Dataset entries:
^^^^

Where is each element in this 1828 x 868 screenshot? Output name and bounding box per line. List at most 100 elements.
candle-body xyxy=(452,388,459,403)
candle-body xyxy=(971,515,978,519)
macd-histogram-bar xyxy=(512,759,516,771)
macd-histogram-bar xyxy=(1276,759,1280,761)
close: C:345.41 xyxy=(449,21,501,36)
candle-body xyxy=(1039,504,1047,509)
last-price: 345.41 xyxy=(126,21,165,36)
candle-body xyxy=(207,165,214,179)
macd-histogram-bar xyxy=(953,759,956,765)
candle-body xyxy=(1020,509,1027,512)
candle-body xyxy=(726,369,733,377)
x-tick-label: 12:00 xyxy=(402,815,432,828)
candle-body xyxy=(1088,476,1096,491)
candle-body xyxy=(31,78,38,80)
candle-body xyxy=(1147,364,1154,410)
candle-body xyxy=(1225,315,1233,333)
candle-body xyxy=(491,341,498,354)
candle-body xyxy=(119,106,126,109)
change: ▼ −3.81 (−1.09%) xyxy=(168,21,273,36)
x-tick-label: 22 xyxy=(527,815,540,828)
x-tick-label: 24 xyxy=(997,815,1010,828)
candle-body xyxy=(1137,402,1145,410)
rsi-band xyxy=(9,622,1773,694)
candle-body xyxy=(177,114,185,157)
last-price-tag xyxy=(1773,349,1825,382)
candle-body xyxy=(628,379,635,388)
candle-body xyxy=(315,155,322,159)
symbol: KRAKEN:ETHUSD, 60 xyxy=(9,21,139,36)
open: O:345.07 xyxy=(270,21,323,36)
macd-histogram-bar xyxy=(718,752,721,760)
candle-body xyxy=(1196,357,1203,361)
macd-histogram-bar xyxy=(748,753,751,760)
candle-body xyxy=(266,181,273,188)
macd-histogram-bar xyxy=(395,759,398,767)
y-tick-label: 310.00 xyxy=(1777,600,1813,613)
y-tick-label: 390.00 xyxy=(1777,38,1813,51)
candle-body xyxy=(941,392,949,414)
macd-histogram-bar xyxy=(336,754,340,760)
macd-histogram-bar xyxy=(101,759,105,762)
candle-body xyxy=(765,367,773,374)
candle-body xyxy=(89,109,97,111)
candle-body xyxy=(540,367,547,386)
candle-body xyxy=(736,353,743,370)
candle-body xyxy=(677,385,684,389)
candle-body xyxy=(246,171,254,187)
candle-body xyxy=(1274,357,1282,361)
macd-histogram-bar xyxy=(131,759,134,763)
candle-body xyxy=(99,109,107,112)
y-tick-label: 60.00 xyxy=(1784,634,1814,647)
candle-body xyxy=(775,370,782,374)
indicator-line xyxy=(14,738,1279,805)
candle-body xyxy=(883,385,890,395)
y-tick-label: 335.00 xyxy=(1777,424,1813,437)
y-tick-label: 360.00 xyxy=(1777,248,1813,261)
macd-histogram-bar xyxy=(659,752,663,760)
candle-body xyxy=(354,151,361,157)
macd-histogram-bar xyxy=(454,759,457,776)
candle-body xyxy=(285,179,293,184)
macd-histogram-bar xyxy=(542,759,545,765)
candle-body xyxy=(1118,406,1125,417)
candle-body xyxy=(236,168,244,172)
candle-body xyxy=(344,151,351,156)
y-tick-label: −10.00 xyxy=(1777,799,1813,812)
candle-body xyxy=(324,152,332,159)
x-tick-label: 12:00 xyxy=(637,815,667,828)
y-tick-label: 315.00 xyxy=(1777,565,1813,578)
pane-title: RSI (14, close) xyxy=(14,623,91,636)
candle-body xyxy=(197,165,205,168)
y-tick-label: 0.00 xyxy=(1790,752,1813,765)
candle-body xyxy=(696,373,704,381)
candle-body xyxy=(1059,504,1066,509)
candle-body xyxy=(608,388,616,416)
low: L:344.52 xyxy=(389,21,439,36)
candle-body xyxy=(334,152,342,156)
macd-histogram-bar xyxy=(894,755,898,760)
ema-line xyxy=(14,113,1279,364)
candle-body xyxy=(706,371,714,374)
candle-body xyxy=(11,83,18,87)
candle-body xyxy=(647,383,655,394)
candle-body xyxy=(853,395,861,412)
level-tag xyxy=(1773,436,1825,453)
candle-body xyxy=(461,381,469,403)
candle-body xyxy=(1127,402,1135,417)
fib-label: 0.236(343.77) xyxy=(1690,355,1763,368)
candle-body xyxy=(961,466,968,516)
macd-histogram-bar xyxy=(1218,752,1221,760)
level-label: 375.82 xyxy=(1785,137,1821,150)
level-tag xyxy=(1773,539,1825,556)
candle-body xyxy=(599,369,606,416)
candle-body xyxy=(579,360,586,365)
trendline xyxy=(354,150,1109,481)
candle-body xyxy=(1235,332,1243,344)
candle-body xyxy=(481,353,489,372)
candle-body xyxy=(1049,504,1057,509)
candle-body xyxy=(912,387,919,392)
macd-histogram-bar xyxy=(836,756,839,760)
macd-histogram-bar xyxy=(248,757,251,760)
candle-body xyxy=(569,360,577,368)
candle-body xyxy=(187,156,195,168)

^^^^

**PROBLEM DETAILS**
Please format every line of the material above as a JSON list of strings, one string per line, leaving out any blank lines.

**RESULT OF THIS EXERCISE**
[
  "Where is each element in this 1828 x 868 screenshot? Output name and bounding box per line. List at most 100 elements.",
  "candle-body xyxy=(452,388,459,403)",
  "candle-body xyxy=(971,515,978,519)",
  "macd-histogram-bar xyxy=(512,759,516,771)",
  "macd-histogram-bar xyxy=(1276,759,1280,761)",
  "close: C:345.41 xyxy=(449,21,501,36)",
  "candle-body xyxy=(1039,504,1047,509)",
  "last-price: 345.41 xyxy=(126,21,165,36)",
  "candle-body xyxy=(207,165,214,179)",
  "macd-histogram-bar xyxy=(953,759,956,765)",
  "candle-body xyxy=(1020,509,1027,512)",
  "candle-body xyxy=(726,369,733,377)",
  "x-tick-label: 12:00 xyxy=(402,815,432,828)",
  "candle-body xyxy=(1088,476,1096,491)",
  "candle-body xyxy=(31,78,38,80)",
  "candle-body xyxy=(1147,364,1154,410)",
  "candle-body xyxy=(1225,315,1233,333)",
  "candle-body xyxy=(491,341,498,354)",
  "candle-body xyxy=(119,106,126,109)",
  "change: ▼ −3.81 (−1.09%) xyxy=(168,21,273,36)",
  "x-tick-label: 22 xyxy=(527,815,540,828)",
  "x-tick-label: 24 xyxy=(997,815,1010,828)",
  "candle-body xyxy=(1137,402,1145,410)",
  "rsi-band xyxy=(9,622,1773,694)",
  "candle-body xyxy=(177,114,185,157)",
  "last-price-tag xyxy=(1773,349,1825,382)",
  "candle-body xyxy=(628,379,635,388)",
  "candle-body xyxy=(315,155,322,159)",
  "symbol: KRAKEN:ETHUSD, 60 xyxy=(9,21,139,36)",
  "open: O:345.07 xyxy=(270,21,323,36)",
  "macd-histogram-bar xyxy=(718,752,721,760)",
  "candle-body xyxy=(1196,357,1203,361)",
  "macd-histogram-bar xyxy=(748,753,751,760)",
  "candle-body xyxy=(266,181,273,188)",
  "macd-histogram-bar xyxy=(395,759,398,767)",
  "y-tick-label: 310.00 xyxy=(1777,600,1813,613)",
  "y-tick-label: 390.00 xyxy=(1777,38,1813,51)",
  "candle-body xyxy=(941,392,949,414)",
  "macd-histogram-bar xyxy=(336,754,340,760)",
  "macd-histogram-bar xyxy=(101,759,105,762)",
  "candle-body xyxy=(765,367,773,374)",
  "candle-body xyxy=(89,109,97,111)",
  "candle-body xyxy=(540,367,547,386)",
  "candle-body xyxy=(736,353,743,370)",
  "candle-body xyxy=(677,385,684,389)",
  "candle-body xyxy=(246,171,254,187)",
  "candle-body xyxy=(1274,357,1282,361)",
  "macd-histogram-bar xyxy=(131,759,134,763)",
  "candle-body xyxy=(99,109,107,112)",
  "y-tick-label: 60.00 xyxy=(1784,634,1814,647)",
  "candle-body xyxy=(775,370,782,374)",
  "indicator-line xyxy=(14,738,1279,805)",
  "candle-body xyxy=(883,385,890,395)",
  "y-tick-label: 335.00 xyxy=(1777,424,1813,437)",
  "y-tick-label: 360.00 xyxy=(1777,248,1813,261)",
  "macd-histogram-bar xyxy=(659,752,663,760)",
  "candle-body xyxy=(354,151,361,157)",
  "macd-histogram-bar xyxy=(454,759,457,776)",
  "candle-body xyxy=(285,179,293,184)",
  "macd-histogram-bar xyxy=(542,759,545,765)",
  "candle-body xyxy=(1118,406,1125,417)",
  "candle-body xyxy=(236,168,244,172)",
  "candle-body xyxy=(344,151,351,156)",
  "y-tick-label: −10.00 xyxy=(1777,799,1813,812)",
  "candle-body xyxy=(324,152,332,159)",
  "x-tick-label: 12:00 xyxy=(637,815,667,828)",
  "y-tick-label: 315.00 xyxy=(1777,565,1813,578)",
  "pane-title: RSI (14, close) xyxy=(14,623,91,636)",
  "candle-body xyxy=(197,165,205,168)",
  "y-tick-label: 0.00 xyxy=(1790,752,1813,765)",
  "candle-body xyxy=(696,373,704,381)",
  "candle-body xyxy=(1059,504,1066,509)",
  "candle-body xyxy=(608,388,616,416)",
  "low: L:344.52 xyxy=(389,21,439,36)",
  "candle-body xyxy=(334,152,342,156)",
  "macd-histogram-bar xyxy=(894,755,898,760)",
  "ema-line xyxy=(14,113,1279,364)",
  "candle-body xyxy=(706,371,714,374)",
  "candle-body xyxy=(11,83,18,87)",
  "candle-body xyxy=(647,383,655,394)",
  "candle-body xyxy=(853,395,861,412)",
  "level-tag xyxy=(1773,436,1825,453)",
  "candle-body xyxy=(461,381,469,403)",
  "candle-body xyxy=(1127,402,1135,417)",
  "fib-label: 0.236(343.77) xyxy=(1690,355,1763,368)",
  "candle-body xyxy=(961,466,968,516)",
  "macd-histogram-bar xyxy=(1218,752,1221,760)",
  "level-label: 375.82 xyxy=(1785,137,1821,150)",
  "level-tag xyxy=(1773,539,1825,556)",
  "candle-body xyxy=(599,369,606,416)",
  "candle-body xyxy=(579,360,586,365)",
  "trendline xyxy=(354,150,1109,481)",
  "candle-body xyxy=(1235,332,1243,344)",
  "candle-body xyxy=(481,353,489,372)",
  "candle-body xyxy=(1049,504,1057,509)",
  "candle-body xyxy=(912,387,919,392)",
  "macd-histogram-bar xyxy=(836,756,839,760)",
  "macd-histogram-bar xyxy=(248,757,251,760)",
  "candle-body xyxy=(569,360,577,368)",
  "candle-body xyxy=(187,156,195,168)"
]